Aim of the task => Reproduce all of the material exactly as shown.

··········

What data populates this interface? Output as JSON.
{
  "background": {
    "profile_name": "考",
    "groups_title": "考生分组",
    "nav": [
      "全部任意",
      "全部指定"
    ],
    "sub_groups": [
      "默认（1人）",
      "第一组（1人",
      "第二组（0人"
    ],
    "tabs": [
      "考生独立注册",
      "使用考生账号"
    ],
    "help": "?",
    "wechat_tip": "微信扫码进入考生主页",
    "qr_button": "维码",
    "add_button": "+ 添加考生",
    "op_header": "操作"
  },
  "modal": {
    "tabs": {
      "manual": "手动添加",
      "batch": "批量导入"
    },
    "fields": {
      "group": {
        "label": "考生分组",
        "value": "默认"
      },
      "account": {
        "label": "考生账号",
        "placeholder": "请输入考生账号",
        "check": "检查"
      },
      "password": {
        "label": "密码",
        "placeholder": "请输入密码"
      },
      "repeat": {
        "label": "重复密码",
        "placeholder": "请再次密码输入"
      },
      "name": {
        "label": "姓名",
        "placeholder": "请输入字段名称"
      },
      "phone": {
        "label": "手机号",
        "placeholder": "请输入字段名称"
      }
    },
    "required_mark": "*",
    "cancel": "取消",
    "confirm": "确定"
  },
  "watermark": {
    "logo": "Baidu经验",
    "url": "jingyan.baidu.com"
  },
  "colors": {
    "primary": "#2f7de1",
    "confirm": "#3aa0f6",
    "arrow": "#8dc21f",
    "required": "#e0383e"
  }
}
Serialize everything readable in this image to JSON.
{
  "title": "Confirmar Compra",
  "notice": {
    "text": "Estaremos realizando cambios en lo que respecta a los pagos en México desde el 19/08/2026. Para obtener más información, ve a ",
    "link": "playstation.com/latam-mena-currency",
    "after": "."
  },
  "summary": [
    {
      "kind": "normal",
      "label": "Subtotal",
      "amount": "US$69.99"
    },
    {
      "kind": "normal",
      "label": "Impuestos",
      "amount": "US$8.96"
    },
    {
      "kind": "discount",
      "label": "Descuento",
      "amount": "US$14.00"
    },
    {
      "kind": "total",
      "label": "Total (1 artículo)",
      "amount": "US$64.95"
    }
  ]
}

··········

Answer below =>
What data populates this interface? Output as JSON.
{
  "background": {
    "profile_name": "考",
    "groups_title": "考生分组",
    "nav": [
      "全部任意",
      "全部指定"
    ],
    "sub_groups": [
      "默认（1人）",
      "第一组（1人",
      "第二组（0人"
    ],
    "tabs": [
      "考生独立注册",
      "使用考生账号"
    ],
    "help": "?",
    "wechat_tip": "微信扫码进入考生主页",
    "qr_button": "维码",
    "add_button": "+ 添加考生",
    "op_header": "操作"
  },
  "modal": {
    "tabs": {
      "manual": "手动添加",
      "batch": "批量导入"
    },
    "fields": {
      "group": {
        "label": "考生分组",
        "value": "默认"
      },
      "account": {
        "label": "考生账号",
        "placeholder": "请输入考生账号",
        "check": "检查"
      },
      "password": {
        "label": "密码",
        "placeholder": "请输入密码"
      },
      "repeat": {
        "label": "重复密码",
        "placeholder": "请再次密码输入"
      },
      "name": {
        "label": "姓名",
        "placeholder": "请输入字段名称"
      },
      "phone": {
        "label": "手机号",
        "placeholder": "请输入字段名称"
      }
    },
    "required_mark": "*",
    "cancel": "取消",
    "confirm": "确定"
  },
  "watermark": {
    "logo": "Baidu经验",
    "url": "jingyan.baidu.com"
  },
  "colors": {
    "primary": "#2f7de1",
    "confirm": "#3aa0f6",
    "arrow": "#8dc21f",
    "required": "#e0383e"
  }
}
Serialize everything readable in this image to JSON.
{
  "title": "Confirmar Compra",
  "notice": {
    "text": "Estaremos realizando cambios en lo que respecta a los pagos en México desde el 19/08/2026. Para obtener más información, ve a ",
    "link": "playstation.com/latam-mena-currency",
    "after": "."
  },
  "summary": [
    {
      "kind": "normal",
      "label": "Subtotal",
      "amount": "US$69.99"
    },
    {
      "kind": "normal",
      "label": "Impuestos",
      "amount": "US$8.96"
    },
    {
      "kind": "discount",
      "label": "Descuento",
      "amount": "US$14.00"
    },
    {
      "kind": "total",
      "label": "Total (1 artículo)",
      "amount": "US$64.95"
    }
  ]
}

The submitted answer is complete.